■ **TEXT BLOCK**:
Based on the heterodimerization of Mago with Y14 and its localization into nuclear speckles, attempts were made to determine whether Mago is a component of the EJC. To this end, ß-globin pre-mRNAs containing either a 38- or a 17-nt exon 1 (named ß/38 and ß/17, respectively) were coincubated in HeLa cell nuclear extracts to generate spliced mRNAs. Because the EJC is deposited on spliced mRNAs more than 20 nt upstream of the exon-exon junction (Le Hir, 2000b, 2001a), the spliced ß/17 mRNA with a 5' exon shorter than 20 nt does not carry the EJC (Le Hir, 2001a). Splicing reactions were supplemented with recombinant Mago or Mago/Y14 complexes having a GST tag fused N-terminally to Mago. Recombinant GST served as negative control. After splicing, these reactions were subjected to immunoprecipitation (IP) with anti-GST antibodies and the coimmunoprecipitated (coIP) RNA fragments monitored by denaturing PAGE. In extracts supplemented with Mago/Y14 complexes, the spliced ß/38 mRNA was precipitated above the background levels observed in extracts supplemented with GST. In contrast, RNAs without the EJC such as the pre-mRNAs or the spliced ß/17 mRNA were not precipitated above background levels. GST-Mago alone did not significantly associate with spliced ß/38 mRNA, suggesting that Mago is recruited to spliced mRNPs only as a heterodimer with Y14. These results also indicate that the association of recombinant Mago/Y14 complexes with ß/38 mRNA is specific and not due to an artificial tethering of recombinant GST-Mago to the EJC through endogenous Y14. Next it was determined that Mago binds to the mRNA at the position where the EJC is deposited. Taken together, these results show that recombinant Mago/Y14 heterodimers specifically associate with spliced mRNAs and that deposition of Mago/Y14 complexes is spatially restricted to the mRNA fragment carrying the EJC (Le Hir, 2001b).

To investigate whether Mago remains associated with spliced mRNAs after export to the cytoplasm, full-length Ftz or ß-globin pre-mRNAs were coinjected into oocyte nuclei along with recombinant GST-Mago/Y14 or GST and the mixture of control RNAs. Like Y14, Mago remains bound to the cytoplasmic mRNA after export. Mago alone does not significantly associate with mRNA suggesting that there is not a large pool of free endogenous Y14 in the oocyte (Le Hir, 2001b).

In order to gain additional insight into the role of Mago and Y14 in vivo, the endogenous proteins were depleted from SL2 cells by means of double-stranded (ds) RNAi. The effect of these depletions was compared with the phenotype observed when the essential mRNA export receptor NXF1 or the NMD factor UPF1 are depleted. Depletion of Mago or Y14 inhibits cell growth. This inhibition is detected 4 days after transfecting the corresponding dsRNAs and parallels the inhibitory effect observed when UPF1 is depleted. However, it is not as dramatic as the inhibition observed when cells are depleted of NXF1 (Le Hir, 2001b).

■ **SUPPLIED DATA**:
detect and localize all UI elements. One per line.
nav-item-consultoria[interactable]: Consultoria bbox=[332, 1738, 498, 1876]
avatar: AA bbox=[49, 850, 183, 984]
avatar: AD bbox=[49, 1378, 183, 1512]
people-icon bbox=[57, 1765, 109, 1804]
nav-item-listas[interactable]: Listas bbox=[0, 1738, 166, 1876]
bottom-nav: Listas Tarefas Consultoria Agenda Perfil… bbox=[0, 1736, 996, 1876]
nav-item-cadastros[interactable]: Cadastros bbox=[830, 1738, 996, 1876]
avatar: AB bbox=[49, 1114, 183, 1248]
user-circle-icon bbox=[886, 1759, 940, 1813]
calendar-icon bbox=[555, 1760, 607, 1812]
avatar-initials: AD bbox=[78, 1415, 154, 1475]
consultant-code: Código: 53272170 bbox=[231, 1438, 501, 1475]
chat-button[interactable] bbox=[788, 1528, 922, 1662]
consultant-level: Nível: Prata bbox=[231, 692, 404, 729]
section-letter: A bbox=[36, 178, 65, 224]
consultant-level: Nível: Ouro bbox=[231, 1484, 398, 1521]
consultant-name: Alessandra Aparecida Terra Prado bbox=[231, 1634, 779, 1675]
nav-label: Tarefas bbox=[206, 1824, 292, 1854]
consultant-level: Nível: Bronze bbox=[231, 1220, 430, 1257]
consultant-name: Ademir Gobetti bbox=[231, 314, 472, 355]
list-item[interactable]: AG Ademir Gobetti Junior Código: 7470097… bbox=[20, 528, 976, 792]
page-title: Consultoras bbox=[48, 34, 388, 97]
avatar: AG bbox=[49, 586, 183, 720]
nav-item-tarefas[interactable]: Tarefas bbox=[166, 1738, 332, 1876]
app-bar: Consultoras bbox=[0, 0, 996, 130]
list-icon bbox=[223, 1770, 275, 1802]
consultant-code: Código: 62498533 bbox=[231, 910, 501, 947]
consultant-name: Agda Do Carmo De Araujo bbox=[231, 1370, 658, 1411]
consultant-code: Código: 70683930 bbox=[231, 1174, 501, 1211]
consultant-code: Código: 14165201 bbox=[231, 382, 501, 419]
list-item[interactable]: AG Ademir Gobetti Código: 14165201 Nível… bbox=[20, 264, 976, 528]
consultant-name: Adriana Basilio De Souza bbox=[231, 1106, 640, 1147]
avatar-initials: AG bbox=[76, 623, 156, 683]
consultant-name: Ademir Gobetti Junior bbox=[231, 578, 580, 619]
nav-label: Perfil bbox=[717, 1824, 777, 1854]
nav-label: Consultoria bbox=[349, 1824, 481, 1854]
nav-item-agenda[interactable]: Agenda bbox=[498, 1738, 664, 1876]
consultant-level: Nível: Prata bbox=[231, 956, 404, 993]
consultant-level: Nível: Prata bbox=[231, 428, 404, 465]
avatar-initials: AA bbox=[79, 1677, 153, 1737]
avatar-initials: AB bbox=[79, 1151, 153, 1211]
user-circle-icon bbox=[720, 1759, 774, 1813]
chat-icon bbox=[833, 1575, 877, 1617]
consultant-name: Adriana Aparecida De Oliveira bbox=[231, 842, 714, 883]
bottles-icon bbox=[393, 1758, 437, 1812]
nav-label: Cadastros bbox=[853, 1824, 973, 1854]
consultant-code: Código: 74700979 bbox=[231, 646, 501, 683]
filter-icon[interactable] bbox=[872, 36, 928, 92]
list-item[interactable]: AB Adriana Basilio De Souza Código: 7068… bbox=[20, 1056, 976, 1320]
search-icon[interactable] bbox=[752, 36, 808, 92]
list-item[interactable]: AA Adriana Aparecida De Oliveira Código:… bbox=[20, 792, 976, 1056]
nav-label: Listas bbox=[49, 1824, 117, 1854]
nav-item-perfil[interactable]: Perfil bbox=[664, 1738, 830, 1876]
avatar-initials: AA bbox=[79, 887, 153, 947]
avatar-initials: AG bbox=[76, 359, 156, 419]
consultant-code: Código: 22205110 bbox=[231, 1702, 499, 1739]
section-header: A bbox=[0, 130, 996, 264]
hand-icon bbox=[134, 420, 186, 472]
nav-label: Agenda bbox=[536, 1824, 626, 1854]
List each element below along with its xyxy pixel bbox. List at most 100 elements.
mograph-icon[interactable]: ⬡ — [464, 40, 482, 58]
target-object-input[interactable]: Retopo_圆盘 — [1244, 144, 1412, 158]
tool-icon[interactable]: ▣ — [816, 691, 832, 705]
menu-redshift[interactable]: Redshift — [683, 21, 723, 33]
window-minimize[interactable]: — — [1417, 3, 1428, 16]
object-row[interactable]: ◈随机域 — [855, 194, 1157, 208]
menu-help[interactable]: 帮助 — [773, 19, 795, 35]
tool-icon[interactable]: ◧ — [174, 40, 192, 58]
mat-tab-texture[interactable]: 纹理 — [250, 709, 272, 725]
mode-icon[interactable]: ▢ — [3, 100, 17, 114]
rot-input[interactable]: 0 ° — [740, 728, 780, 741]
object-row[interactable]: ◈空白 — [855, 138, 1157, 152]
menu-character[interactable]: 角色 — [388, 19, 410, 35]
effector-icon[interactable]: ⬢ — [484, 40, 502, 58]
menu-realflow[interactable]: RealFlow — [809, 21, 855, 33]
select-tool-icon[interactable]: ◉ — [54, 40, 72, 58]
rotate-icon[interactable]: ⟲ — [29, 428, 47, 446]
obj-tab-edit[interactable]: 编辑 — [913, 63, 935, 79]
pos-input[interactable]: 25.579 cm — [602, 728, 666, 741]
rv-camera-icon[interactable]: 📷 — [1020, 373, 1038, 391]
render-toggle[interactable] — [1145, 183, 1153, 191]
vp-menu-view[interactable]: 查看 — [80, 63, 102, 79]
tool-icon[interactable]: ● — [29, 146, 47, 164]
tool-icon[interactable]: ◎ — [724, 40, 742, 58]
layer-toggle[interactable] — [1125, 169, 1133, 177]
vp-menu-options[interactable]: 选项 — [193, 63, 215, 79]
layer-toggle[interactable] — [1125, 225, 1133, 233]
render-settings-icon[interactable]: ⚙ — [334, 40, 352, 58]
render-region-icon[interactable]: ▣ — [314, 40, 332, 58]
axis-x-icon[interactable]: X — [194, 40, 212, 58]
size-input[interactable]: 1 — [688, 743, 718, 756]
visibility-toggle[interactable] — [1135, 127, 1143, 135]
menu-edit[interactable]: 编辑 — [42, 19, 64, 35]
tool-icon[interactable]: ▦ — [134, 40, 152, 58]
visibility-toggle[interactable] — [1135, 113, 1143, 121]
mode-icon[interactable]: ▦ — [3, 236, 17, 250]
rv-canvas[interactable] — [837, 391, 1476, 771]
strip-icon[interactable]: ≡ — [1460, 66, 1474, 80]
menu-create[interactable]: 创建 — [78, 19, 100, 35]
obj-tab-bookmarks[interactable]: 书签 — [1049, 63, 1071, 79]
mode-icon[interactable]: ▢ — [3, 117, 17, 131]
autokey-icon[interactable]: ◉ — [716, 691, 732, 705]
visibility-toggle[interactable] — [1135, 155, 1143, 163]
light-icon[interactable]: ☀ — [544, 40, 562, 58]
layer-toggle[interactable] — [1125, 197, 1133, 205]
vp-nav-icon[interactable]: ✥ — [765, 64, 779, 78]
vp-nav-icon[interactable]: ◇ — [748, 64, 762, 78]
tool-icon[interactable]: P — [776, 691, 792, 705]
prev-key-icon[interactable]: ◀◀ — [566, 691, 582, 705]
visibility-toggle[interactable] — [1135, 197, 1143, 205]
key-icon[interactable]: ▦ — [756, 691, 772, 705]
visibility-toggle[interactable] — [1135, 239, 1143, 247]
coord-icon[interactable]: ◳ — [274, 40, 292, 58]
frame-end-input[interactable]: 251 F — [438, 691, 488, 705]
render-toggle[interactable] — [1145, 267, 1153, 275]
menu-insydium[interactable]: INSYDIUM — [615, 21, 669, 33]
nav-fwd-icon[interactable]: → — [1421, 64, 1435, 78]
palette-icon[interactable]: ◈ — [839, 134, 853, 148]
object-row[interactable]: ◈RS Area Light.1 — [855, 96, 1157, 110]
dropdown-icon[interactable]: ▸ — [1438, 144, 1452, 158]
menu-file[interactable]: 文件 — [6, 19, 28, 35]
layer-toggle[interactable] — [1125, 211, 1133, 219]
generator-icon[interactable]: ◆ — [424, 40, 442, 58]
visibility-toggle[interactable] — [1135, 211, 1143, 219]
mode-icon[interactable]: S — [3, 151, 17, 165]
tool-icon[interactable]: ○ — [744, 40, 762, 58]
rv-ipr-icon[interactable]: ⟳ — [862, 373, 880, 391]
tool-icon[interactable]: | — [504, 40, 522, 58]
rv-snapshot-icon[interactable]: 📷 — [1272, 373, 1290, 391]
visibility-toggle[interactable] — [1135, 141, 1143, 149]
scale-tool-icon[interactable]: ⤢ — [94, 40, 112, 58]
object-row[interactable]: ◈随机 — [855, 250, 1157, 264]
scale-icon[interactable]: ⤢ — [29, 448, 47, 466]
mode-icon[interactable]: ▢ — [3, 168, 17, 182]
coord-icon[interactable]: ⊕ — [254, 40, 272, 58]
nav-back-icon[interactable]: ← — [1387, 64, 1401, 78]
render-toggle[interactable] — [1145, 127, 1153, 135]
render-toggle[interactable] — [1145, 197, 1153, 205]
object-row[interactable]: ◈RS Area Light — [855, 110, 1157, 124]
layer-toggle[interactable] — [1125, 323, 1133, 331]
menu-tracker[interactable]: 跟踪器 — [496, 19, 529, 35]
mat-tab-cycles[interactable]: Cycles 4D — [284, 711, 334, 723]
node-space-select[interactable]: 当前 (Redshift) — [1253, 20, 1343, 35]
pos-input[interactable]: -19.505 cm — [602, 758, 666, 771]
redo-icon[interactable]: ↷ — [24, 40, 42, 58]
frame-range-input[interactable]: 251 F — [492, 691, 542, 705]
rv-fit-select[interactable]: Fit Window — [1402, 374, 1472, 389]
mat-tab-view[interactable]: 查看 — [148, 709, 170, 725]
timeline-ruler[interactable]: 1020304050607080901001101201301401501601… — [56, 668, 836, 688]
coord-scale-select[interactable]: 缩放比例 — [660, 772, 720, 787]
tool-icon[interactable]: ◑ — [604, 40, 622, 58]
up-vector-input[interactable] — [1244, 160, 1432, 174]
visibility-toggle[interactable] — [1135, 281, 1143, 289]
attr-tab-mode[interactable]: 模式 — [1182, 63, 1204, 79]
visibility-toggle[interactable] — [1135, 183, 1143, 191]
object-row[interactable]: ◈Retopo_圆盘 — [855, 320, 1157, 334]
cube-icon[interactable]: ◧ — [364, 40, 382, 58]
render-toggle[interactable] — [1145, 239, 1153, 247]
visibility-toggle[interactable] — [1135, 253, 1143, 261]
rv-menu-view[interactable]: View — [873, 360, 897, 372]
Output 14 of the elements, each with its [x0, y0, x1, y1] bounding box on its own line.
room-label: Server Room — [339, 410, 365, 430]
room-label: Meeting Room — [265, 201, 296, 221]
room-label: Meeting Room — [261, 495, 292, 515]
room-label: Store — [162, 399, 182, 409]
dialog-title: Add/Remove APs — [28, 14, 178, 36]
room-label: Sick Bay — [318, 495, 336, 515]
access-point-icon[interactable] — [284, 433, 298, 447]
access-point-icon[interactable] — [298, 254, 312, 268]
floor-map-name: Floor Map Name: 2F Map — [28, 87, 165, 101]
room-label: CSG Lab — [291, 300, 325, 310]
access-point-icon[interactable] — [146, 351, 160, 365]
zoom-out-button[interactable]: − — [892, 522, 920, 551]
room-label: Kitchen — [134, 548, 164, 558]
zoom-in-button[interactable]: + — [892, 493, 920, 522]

■ **EXERCISE REQUIREMENTS**:
**a.** List every protein that the passage on Mago and Y14 says was depleted in SL2 cells by double-stranded RNAi.
**b.** According to the passage on Mago and Y14, where on spliced mRNAs is the EJC deposited relative to the exon-exon junction?

■ **REPLIES**:
**a.** Mago, Y14, NXF1, UPF1

**b.** More than 20 nt upstream of the exon-exon junction.